-- WHAT NEEDS TO BE DONE --
Extract the data exactly, missing nothing.

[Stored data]
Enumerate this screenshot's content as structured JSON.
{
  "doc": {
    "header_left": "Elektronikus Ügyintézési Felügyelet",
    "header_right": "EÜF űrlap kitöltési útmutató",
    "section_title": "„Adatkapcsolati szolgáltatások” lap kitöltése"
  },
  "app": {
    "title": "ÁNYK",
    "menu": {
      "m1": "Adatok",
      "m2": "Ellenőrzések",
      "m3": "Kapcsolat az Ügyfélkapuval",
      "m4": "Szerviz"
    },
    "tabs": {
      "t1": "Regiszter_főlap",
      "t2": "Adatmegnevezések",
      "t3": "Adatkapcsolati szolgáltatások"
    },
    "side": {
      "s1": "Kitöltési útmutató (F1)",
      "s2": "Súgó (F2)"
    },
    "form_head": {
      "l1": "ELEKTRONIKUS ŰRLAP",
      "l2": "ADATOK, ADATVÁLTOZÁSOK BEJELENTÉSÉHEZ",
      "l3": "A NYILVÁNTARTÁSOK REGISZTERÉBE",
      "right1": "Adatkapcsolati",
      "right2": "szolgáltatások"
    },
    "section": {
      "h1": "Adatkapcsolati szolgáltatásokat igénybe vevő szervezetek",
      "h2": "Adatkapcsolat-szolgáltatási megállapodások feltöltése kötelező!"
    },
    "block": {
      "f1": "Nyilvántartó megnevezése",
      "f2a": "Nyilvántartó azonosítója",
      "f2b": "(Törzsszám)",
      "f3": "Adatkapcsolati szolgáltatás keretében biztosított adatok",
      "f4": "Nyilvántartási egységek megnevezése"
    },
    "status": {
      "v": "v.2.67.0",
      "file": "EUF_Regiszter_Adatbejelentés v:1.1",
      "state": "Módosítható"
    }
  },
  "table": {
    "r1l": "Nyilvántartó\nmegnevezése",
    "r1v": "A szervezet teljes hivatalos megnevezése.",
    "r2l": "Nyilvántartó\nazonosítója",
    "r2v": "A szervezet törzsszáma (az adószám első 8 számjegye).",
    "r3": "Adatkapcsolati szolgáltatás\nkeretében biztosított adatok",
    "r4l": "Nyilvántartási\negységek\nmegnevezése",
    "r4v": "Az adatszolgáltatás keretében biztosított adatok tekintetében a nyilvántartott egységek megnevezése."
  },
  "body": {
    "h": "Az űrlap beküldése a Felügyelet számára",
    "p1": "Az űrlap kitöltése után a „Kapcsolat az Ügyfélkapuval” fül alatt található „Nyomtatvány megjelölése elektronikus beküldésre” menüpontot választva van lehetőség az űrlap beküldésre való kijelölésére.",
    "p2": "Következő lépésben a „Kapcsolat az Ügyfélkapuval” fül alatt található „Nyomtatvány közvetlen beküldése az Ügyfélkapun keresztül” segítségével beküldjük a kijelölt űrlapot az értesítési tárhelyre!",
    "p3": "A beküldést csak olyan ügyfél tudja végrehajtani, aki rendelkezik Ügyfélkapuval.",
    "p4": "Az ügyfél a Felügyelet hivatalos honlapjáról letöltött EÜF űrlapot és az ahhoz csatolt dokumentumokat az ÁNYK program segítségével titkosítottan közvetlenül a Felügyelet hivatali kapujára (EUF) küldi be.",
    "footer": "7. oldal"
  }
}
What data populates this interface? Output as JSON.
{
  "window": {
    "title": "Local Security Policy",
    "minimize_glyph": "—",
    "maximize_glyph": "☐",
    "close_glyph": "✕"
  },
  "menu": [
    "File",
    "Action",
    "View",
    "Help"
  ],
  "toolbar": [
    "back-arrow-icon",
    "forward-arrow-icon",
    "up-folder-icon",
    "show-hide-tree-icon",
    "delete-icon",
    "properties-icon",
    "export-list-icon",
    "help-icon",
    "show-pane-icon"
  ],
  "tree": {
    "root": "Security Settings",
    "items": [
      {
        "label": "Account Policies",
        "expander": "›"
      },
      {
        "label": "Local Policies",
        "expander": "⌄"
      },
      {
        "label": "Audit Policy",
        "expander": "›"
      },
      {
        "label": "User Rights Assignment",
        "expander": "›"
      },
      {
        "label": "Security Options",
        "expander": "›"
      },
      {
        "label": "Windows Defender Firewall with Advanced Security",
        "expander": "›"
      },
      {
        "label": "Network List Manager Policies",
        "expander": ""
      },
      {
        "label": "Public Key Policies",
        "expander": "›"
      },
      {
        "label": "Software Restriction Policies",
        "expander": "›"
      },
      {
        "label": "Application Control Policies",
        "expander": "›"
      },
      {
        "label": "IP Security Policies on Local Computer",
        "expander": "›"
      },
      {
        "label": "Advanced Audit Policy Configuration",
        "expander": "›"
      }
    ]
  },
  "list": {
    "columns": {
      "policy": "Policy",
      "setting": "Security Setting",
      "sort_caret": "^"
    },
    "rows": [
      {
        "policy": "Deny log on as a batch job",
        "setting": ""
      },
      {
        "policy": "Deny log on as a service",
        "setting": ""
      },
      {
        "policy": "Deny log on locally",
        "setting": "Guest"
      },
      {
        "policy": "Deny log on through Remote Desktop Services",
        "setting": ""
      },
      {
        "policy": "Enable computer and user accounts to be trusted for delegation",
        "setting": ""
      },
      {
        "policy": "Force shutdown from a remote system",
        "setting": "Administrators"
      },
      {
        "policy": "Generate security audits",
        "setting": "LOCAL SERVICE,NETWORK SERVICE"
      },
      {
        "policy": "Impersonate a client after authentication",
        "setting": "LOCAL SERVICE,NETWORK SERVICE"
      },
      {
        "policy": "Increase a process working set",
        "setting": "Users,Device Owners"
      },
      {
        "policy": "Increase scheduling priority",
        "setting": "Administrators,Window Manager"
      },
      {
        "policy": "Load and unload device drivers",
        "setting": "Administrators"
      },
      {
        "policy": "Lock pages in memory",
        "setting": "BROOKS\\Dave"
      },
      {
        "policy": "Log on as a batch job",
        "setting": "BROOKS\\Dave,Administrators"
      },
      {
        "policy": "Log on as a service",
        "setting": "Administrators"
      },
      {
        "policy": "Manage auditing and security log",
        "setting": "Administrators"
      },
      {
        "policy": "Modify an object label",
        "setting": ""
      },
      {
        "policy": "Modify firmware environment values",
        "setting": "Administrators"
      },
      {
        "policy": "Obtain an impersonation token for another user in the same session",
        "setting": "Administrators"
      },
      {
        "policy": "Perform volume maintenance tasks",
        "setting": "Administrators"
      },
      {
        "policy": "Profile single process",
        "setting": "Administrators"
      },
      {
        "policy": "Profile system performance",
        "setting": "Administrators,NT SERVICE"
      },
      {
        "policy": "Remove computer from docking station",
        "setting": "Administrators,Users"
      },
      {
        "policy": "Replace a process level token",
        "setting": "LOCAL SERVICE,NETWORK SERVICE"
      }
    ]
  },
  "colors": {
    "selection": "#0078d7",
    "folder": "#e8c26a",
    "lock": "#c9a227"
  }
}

-- EXERCISE RESULT --
Enumerate this screenshot's content as structured JSON.
{
  "doc": {
    "header_left": "Elektronikus Ügyintézési Felügyelet",
    "header_right": "EÜF űrlap kitöltési útmutató",
    "section_title": "„Adatkapcsolati szolgáltatások” lap kitöltése"
  },
  "app": {
    "title": "ÁNYK",
    "menu": {
      "m1": "Adatok",
      "m2": "Ellenőrzések",
      "m3": "Kapcsolat az Ügyfélkapuval",
      "m4": "Szerviz"
    },
    "tabs": {
      "t1": "Regiszter_főlap",
      "t2": "Adatmegnevezések",
      "t3": "Adatkapcsolati szolgáltatások"
    },
    "side": {
      "s1": "Kitöltési útmutató (F1)",
      "s2": "Súgó (F2)"
    },
    "form_head": {
      "l1": "ELEKTRONIKUS ŰRLAP",
      "l2": "ADATOK, ADATVÁLTOZÁSOK BEJELENTÉSÉHEZ",
      "l3": "A NYILVÁNTARTÁSOK REGISZTERÉBE",
      "right1": "Adatkapcsolati",
      "right2": "szolgáltatások"
    },
    "section": {
      "h1": "Adatkapcsolati szolgáltatásokat igénybe vevő szervezetek",
      "h2": "Adatkapcsolat-szolgáltatási megállapodások feltöltése kötelező!"
    },
    "block": {
      "f1": "Nyilvántartó megnevezése",
      "f2a": "Nyilvántartó azonosítója",
      "f2b": "(Törzsszám)",
      "f3": "Adatkapcsolati szolgáltatás keretében biztosított adatok",
      "f4": "Nyilvántartási egységek megnevezése"
    },
    "status": {
      "v": "v.2.67.0",
      "file": "EUF_Regiszter_Adatbejelentés v:1.1",
      "state": "Módosítható"
    }
  },
  "table": {
    "r1l": "Nyilvántartó\nmegnevezése",
    "r1v": "A szervezet teljes hivatalos megnevezése.",
    "r2l": "Nyilvántartó\nazonosítója",
    "r2v": "A szervezet törzsszáma (az adószám első 8 számjegye).",
    "r3": "Adatkapcsolati szolgáltatás\nkeretében biztosított adatok",
    "r4l": "Nyilvántartási\negységek\nmegnevezése",
    "r4v": "Az adatszolgáltatás keretében biztosított adatok tekintetében a nyilvántartott egységek megnevezése."
  },
  "body": {
    "h": "Az űrlap beküldése a Felügyelet számára",
    "p1": "Az űrlap kitöltése után a „Kapcsolat az Ügyfélkapuval” fül alatt található „Nyomtatvány megjelölése elektronikus beküldésre” menüpontot választva van lehetőség az űrlap beküldésre való kijelölésére.",
    "p2": "Következő lépésben a „Kapcsolat az Ügyfélkapuval” fül alatt található „Nyomtatvány közvetlen beküldése az Ügyfélkapun keresztül” segítségével beküldjük a kijelölt űrlapot az értesítési tárhelyre!",
    "p3": "A beküldést csak olyan ügyfél tudja végrehajtani, aki rendelkezik Ügyfélkapuval.",
    "p4": "Az ügyfél a Felügyelet hivatalos honlapjáról letöltött EÜF űrlapot és az ahhoz csatolt dokumentumokat az ÁNYK program segítségével titkosítottan közvetlenül a Felügyelet hivatali kapujára (EUF) küldi be.",
    "footer": "7. oldal"
  }
}
What data populates this interface? Output as JSON.
{
  "window": {
    "title": "Local Security Policy",
    "minimize_glyph": "—",
    "maximize_glyph": "☐",
    "close_glyph": "✕"
  },
  "menu": [
    "File",
    "Action",
    "View",
    "Help"
  ],
  "toolbar": [
    "back-arrow-icon",
    "forward-arrow-icon",
    "up-folder-icon",
    "show-hide-tree-icon",
    "delete-icon",
    "properties-icon",
    "export-list-icon",
    "help-icon",
    "show-pane-icon"
  ],
  "tree": {
    "root": "Security Settings",
    "items": [
      {
        "label": "Account Policies",
        "expander": "›"
      },
      {
        "label": "Local Policies",
        "expander": "⌄"
      },
      {
        "label": "Audit Policy",
        "expander": "›"
      },
      {
        "label": "User Rights Assignment",
        "expander": "›"
      },
      {
        "label": "Security Options",
        "expander": "›"
      },
      {
        "label": "Windows Defender Firewall with Advanced Security",
        "expander": "›"
      },
      {
        "label": "Network List Manager Policies",
        "expander": ""
      },
      {
        "label": "Public Key Policies",
        "expander": "›"
      },
      {
        "label": "Software Restriction Policies",
        "expander": "›"
      },
      {
        "label": "Application Control Policies",
        "expander": "›"
      },
      {
        "label": "IP Security Policies on Local Computer",
        "expander": "›"
      },
      {
        "label": "Advanced Audit Policy Configuration",
        "expander": "›"
      }
    ]
  },
  "list": {
    "columns": {
      "policy": "Policy",
      "setting": "Security Setting",
      "sort_caret": "^"
    },
    "rows": [
      {
        "policy": "Deny log on as a batch job",
        "setting": ""
      },
      {
        "policy": "Deny log on as a service",
        "setting": ""
      },
      {
        "policy": "Deny log on locally",
        "setting": "Guest"
      },
      {
        "policy": "Deny log on through Remote Desktop Services",
        "setting": ""
      },
      {
        "policy": "Enable computer and user accounts to be trusted for delegation",
        "setting": ""
      },
      {
        "policy": "Force shutdown from a remote system",
        "setting": "Administrators"
      },
      {
        "policy": "Generate security audits",
        "setting": "LOCAL SERVICE,NETWORK SERVICE"
      },
      {
        "policy": "Impersonate a client after authentication",
        "setting": "LOCAL SERVICE,NETWORK SERVICE"
      },
      {
        "policy": "Increase a process working set",
        "setting": "Users,Device Owners"
      },
      {
        "policy": "Increase scheduling priority",
        "setting": "Administrators,Window Manager"
      },
      {
        "policy": "Load and unload device drivers",
        "setting": "Administrators"
      },
      {
        "policy": "Lock pages in memory",
        "setting": "BROOKS\\Dave"
      },
      {
        "policy": "Log on as a batch job",
        "setting": "BROOKS\\Dave,Administrators"
      },
      {
        "policy": "Log on as a service",
        "setting": "Administrators"
      },
      {
        "policy": "Manage auditing and security log",
        "setting": "Administrators"
      },
      {
        "policy": "Modify an object label",
        "setting": ""
      },
      {
        "policy": "Modify firmware environment values",
        "setting": "Administrators"
      },
      {
        "policy": "Obtain an impersonation token for another user in the same session",
        "setting": "Administrators"
      },
      {
        "policy": "Perform volume maintenance tasks",
        "setting": "Administrators"
      },
      {
        "policy": "Profile single process",
        "setting": "Administrators"
      },
      {
        "policy": "Profile system performance",
        "setting": "Administrators,NT SERVICE"
      },
      {
        "policy": "Remove computer from docking station",
        "setting": "Administrators,Users"
      },
      {
        "policy": "Replace a process level token",
        "setting": "LOCAL SERVICE,NETWORK SERVICE"
      }
    ]
  },
  "colors": {
    "selection": "#0078d7",
    "folder": "#e8c26a",
    "lock": "#c9a227"
  }
}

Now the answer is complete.